▸ SET TASK:
Print, exactly and completely, every entry in the data.

▸ MATERIAL PROVIDED:
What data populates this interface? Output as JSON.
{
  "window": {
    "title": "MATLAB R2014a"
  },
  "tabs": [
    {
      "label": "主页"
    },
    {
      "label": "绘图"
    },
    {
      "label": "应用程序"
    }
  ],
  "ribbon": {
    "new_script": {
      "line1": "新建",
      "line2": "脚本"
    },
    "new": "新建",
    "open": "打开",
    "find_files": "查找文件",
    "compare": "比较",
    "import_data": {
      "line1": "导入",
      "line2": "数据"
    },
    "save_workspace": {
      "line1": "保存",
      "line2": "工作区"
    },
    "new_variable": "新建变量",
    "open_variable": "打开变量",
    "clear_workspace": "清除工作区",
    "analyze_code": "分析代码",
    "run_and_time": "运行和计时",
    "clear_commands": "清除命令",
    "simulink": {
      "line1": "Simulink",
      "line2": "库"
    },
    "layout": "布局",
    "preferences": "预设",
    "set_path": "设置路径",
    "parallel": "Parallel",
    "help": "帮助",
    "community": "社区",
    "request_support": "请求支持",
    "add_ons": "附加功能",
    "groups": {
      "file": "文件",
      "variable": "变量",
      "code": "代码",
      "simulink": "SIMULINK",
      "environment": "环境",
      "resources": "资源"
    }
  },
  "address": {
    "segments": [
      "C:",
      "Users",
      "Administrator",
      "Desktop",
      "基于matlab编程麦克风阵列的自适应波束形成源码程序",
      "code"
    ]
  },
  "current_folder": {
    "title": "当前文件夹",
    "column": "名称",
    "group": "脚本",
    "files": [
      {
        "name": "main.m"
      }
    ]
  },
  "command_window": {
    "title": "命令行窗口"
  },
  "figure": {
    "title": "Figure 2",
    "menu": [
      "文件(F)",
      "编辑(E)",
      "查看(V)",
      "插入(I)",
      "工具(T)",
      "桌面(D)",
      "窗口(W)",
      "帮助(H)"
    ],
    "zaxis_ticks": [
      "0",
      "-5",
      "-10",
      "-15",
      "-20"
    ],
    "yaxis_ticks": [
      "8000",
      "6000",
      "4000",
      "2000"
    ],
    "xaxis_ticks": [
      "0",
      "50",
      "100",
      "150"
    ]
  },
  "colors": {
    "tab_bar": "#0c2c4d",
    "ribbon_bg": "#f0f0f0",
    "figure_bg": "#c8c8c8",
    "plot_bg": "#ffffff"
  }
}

▸ SOLUTION BELOW:
What data populates this interface? Output as JSON.
{
  "window": {
    "title": "MATLAB R2014a"
  },
  "tabs": [
    {
      "label": "主页"
    },
    {
      "label": "绘图"
    },
    {
      "label": "应用程序"
    }
  ],
  "ribbon": {
    "new_script": {
      "line1": "新建",
      "line2": "脚本"
    },
    "new": "新建",
    "open": "打开",
    "find_files": "查找文件",
    "compare": "比较",
    "import_data": {
      "line1": "导入",
      "line2": "数据"
    },
    "save_workspace": {
      "line1": "保存",
      "line2": "工作区"
    },
    "new_variable": "新建变量",
    "open_variable": "打开变量",
    "clear_workspace": "清除工作区",
    "analyze_code": "分析代码",
    "run_and_time": "运行和计时",
    "clear_commands": "清除命令",
    "simulink": {
      "line1": "Simulink",
      "line2": "库"
    },
    "layout": "布局",
    "preferences": "预设",
    "set_path": "设置路径",
    "parallel": "Parallel",
    "help": "帮助",
    "community": "社区",
    "request_support": "请求支持",
    "add_ons": "附加功能",
    "groups": {
      "file": "文件",
      "variable": "变量",
      "code": "代码",
      "simulink": "SIMULINK",
      "environment": "环境",
      "resources": "资源"
    }
  },
  "address": {
    "segments": [
      "C:",
      "Users",
      "Administrator",
      "Desktop",
      "基于matlab编程麦克风阵列的自适应波束形成源码程序",
      "code"
    ]
  },
  "current_folder": {
    "title": "当前文件夹",
    "column": "名称",
    "group": "脚本",
    "files": [
      {
        "name": "main.m"
      }
    ]
  },
  "command_window": {
    "title": "命令行窗口"
  },
  "figure": {
    "title": "Figure 2",
    "menu": [
      "文件(F)",
      "编辑(E)",
      "查看(V)",
      "插入(I)",
      "工具(T)",
      "桌面(D)",
      "窗口(W)",
      "帮助(H)"
    ],
    "zaxis_ticks": [
      "0",
      "-5",
      "-10",
      "-15",
      "-20"
    ],
    "yaxis_ticks": [
      "8000",
      "6000",
      "4000",
      "2000"
    ],
    "xaxis_ticks": [
      "0",
      "50",
      "100",
      "150"
    ]
  },
  "colors": {
    "tab_bar": "#0c2c4d",
    "ribbon_bg": "#f0f0f0",
    "figure_bg": "#c8c8c8",
    "plot_bg": "#ffffff"
  }
}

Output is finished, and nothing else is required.